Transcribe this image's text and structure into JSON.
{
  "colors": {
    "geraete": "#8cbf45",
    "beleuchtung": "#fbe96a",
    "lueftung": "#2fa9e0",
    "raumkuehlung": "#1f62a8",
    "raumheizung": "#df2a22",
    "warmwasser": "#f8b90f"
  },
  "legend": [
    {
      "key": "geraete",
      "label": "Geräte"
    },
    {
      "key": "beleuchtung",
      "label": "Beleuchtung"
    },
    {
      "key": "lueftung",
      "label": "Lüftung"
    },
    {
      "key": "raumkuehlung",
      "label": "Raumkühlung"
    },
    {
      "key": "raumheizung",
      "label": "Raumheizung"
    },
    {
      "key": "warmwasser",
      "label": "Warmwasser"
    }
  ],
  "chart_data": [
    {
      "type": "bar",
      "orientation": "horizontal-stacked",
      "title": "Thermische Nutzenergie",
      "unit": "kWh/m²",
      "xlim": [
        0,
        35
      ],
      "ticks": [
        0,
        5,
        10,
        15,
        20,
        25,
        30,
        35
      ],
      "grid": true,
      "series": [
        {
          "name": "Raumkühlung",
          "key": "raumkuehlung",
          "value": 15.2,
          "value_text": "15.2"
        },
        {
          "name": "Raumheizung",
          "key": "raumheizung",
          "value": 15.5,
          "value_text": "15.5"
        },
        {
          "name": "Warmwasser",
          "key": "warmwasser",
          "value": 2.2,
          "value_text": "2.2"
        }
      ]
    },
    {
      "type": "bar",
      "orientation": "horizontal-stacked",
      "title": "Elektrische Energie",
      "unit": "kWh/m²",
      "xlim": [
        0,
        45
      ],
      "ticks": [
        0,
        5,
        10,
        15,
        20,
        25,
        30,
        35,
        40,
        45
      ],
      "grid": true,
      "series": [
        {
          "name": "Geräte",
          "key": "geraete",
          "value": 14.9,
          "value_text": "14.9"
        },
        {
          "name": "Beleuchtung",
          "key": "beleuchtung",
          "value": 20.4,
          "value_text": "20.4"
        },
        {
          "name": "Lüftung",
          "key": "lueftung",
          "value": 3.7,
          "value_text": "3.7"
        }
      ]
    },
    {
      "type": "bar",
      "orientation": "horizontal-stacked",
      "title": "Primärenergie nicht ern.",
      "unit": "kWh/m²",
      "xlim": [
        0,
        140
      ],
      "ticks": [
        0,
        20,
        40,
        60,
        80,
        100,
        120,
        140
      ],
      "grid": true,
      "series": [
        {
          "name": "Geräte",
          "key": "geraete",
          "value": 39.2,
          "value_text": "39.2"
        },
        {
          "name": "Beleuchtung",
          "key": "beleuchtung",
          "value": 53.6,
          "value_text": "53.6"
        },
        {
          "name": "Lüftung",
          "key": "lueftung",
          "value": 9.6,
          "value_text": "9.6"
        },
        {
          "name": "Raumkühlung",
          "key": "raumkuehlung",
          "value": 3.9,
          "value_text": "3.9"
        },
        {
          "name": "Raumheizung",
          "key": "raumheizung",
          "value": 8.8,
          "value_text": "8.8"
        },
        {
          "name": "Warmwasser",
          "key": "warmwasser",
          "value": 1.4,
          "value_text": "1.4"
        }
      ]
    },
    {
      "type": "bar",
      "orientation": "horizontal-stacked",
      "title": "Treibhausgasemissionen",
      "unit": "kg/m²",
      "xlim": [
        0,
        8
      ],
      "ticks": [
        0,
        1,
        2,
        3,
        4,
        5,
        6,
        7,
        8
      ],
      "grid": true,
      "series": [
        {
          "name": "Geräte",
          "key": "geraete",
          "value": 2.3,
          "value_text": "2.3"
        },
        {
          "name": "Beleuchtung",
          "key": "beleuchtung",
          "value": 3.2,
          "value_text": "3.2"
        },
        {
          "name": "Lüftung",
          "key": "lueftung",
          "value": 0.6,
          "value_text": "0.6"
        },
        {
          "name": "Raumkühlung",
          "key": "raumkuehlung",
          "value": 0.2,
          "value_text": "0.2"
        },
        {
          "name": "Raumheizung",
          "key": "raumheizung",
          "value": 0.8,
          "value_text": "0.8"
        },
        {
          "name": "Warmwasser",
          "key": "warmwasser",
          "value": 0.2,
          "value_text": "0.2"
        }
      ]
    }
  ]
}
═══
### [Aim of the exercise]
Copy all of the data exactly.

### [Finished answer]
Transcribe this image's text and structure into JSON.
{
  "colors": {
    "geraete": "#8cbf45",
    "beleuchtung": "#fbe96a",
    "lueftung": "#2fa9e0",
    "raumkuehlung": "#1f62a8",
    "raumheizung": "#df2a22",
    "warmwasser": "#f8b90f"
  },
  "legend": [
    {
      "key": "geraete",
      "label": "Geräte"
    },
    {
      "key": "beleuchtung",
      "label": "Beleuchtung"
    },
    {
      "key": "lueftung",
      "label": "Lüftung"
    },
    {
      "key": "raumkuehlung",
      "label": "Raumkühlung"
    },
    {
      "key": "raumheizung",
      "label": "Raumheizung"
    },
    {
      "key": "warmwasser",
      "label": "Warmwasser"
    }
  ],
  "chart_data": [
    {
      "type": "bar",
      "orientation": "horizontal-stacked",
      "title": "Thermische Nutzenergie",
      "unit": "kWh/m²",
      "xlim": [
        0,
        35
      ],
      "ticks": [
        0,
        5,
        10,
        15,
        20,
        25,
        30,
        35
      ],
      "grid": true,
      "series": [
        {
          "name": "Raumkühlung",
          "key": "raumkuehlung",
          "value": 15.2,
          "value_text": "15.2"
        },
        {
          "name": "Raumheizung",
          "key": "raumheizung",
          "value": 15.5,
          "value_text": "15.5"
        },
        {
          "name": "Warmwasser",
          "key": "warmwasser",
          "value": 2.2,
          "value_text": "2.2"
        }
      ]
    },
    {
      "type": "bar",
      "orientation": "horizontal-stacked",
      "title": "Elektrische Energie",
      "unit": "kWh/m²",
      "xlim": [
        0,
        45
      ],
      "ticks": [
        0,
        5,
        10,
        15,
        20,
        25,
        30,
        35,
        40,
        45
      ],
      "grid": true,
      "series": [
        {
          "name": "Geräte",
          "key": "geraete",
          "value": 14.9,
          "value_text": "14.9"
        },
        {
          "name": "Beleuchtung",
          "key": "beleuchtung",
          "value": 20.4,
          "value_text": "20.4"
        },
        {
          "name": "Lüftung",
          "key": "lueftung",
          "value": 3.7,
          "value_text": "3.7"
        }
      ]
    },
    {
      "type": "bar",
      "orientation": "horizontal-stacked",
      "title": "Primärenergie nicht ern.",
      "unit": "kWh/m²",
      "xlim": [
        0,
        140
      ],
      "ticks": [
        0,
        20,
        40,
        60,
        80,
        100,
        120,
        140
      ],
      "grid": true,
      "series": [
        {
          "name": "Geräte",
          "key": "geraete",
          "value": 39.2,
          "value_text": "39.2"
        },
        {
          "name": "Beleuchtung",
          "key": "beleuchtung",
          "value": 53.6,
          "value_text": "53.6"
        },
        {
          "name": "Lüftung",
          "key": "lueftung",
          "value": 9.6,
          "value_text": "9.6"
        },
        {
          "name": "Raumkühlung",
          "key": "raumkuehlung",
          "value": 3.9,
          "value_text": "3.9"
        },
        {
          "name": "Raumheizung",
          "key": "raumheizung",
          "value": 8.8,
          "value_text": "8.8"
        },
        {
          "name": "Warmwasser",
          "key": "warmwasser",
          "value": 1.4,
          "value_text": "1.4"
        }
      ]
    },
    {
      "type": "bar",
      "orientation": "horizontal-stacked",
      "title": "Treibhausgasemissionen",
      "unit": "kg/m²",
      "xlim": [
        0,
        8
      ],
      "ticks": [
        0,
        1,
        2,
        3,
        4,
        5,
        6,
        7,
        8
      ],
      "grid": true,
      "series": [
        {
          "name": "Geräte",
          "key": "geraete",
          "value": 2.3,
          "value_text": "2.3"
        },
        {
          "name": "Beleuchtung",
          "key": "beleuchtung",
          "value": 3.2,
          "value_text": "3.2"
        },
        {
          "name": "Lüftung",
          "key": "lueftung",
          "value": 0.6,
          "value_text": "0.6"
        },
        {
          "name": "Raumkühlung",
          "key": "raumkuehlung",
          "value": 0.2,
          "value_text": "0.2"
        },
        {
          "name": "Raumheizung",
          "key": "raumheizung",
          "value": 0.8,
          "value_text": "0.8"
        },
        {
          "name": "Warmwasser",
          "key": "warmwasser",
          "value": 0.2,
          "value_text": "0.2"
        }
      ]
    }
  ]
}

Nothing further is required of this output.